Without the pictures, reproduce the records that follow exactly.

EXCERPTED DATA =>
____________
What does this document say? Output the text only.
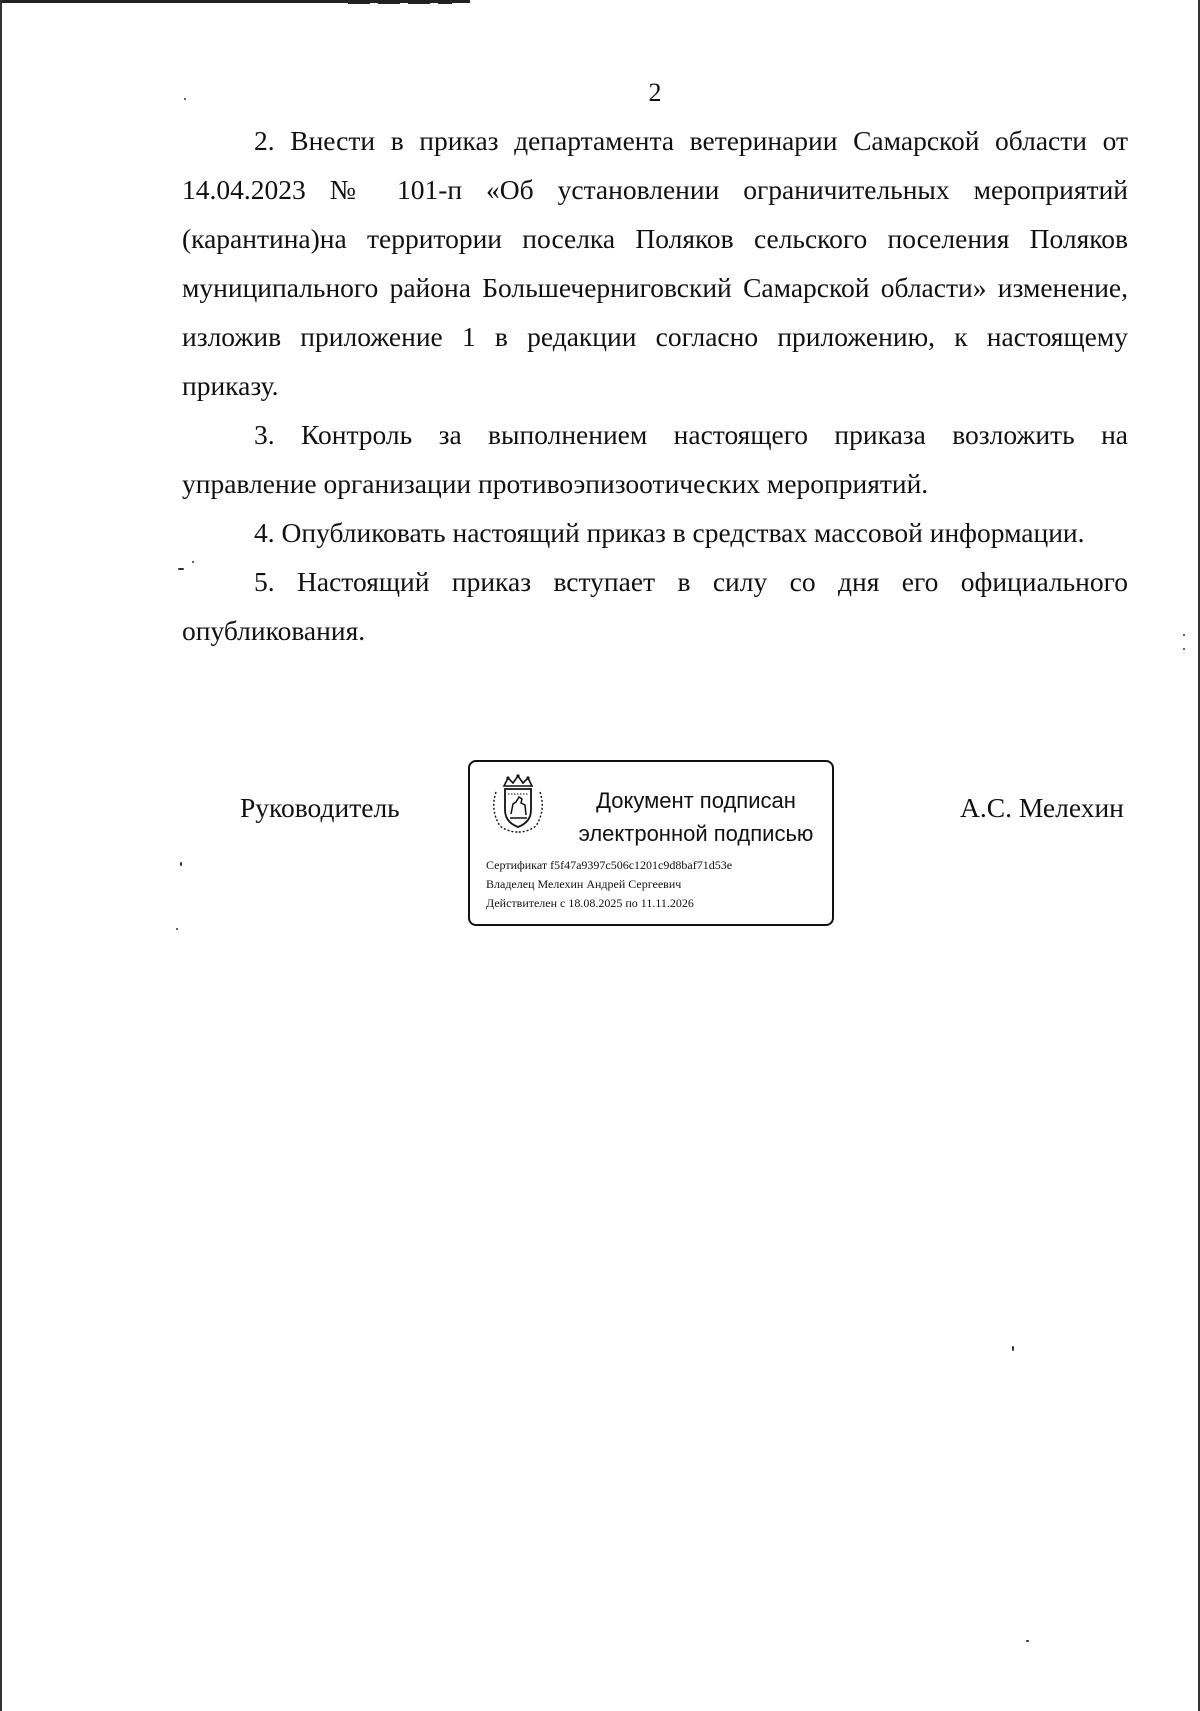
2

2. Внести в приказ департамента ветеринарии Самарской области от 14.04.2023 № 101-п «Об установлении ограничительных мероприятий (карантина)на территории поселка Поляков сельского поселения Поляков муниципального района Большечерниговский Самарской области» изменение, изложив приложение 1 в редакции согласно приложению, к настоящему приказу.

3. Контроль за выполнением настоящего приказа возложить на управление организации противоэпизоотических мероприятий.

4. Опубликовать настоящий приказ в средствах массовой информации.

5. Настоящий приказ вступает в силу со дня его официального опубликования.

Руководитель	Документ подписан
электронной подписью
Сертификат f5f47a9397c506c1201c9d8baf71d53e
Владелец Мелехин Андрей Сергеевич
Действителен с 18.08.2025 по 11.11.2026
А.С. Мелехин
____________
THE OUTPUT =>
What does this document say? Output the text only.
2

2. Внести в приказ департамента ветеринарии Самарской области от 14.04.2023 № 101-п «Об установлении ограничительных мероприятий (карантина)на территории поселка Поляков сельского поселения Поляков муниципального района Большечерниговский Самарской области» изменение, изложив приложение 1 в редакции согласно приложению, к настоящему приказу.

3. Контроль за выполнением настоящего приказа возложить на управление организации противоэпизоотических мероприятий.

4. Опубликовать настоящий приказ в средствах массовой информации.

5. Настоящий приказ вступает в силу со дня его официального опубликования.

Руководитель	Документ подписан
электронной подписью
Сертификат f5f47a9397c506c1201c9d8baf71d53e
Владелец Мелехин Андрей Сергеевич
Действителен с 18.08.2025 по 11.11.2026
А.С. Мелехин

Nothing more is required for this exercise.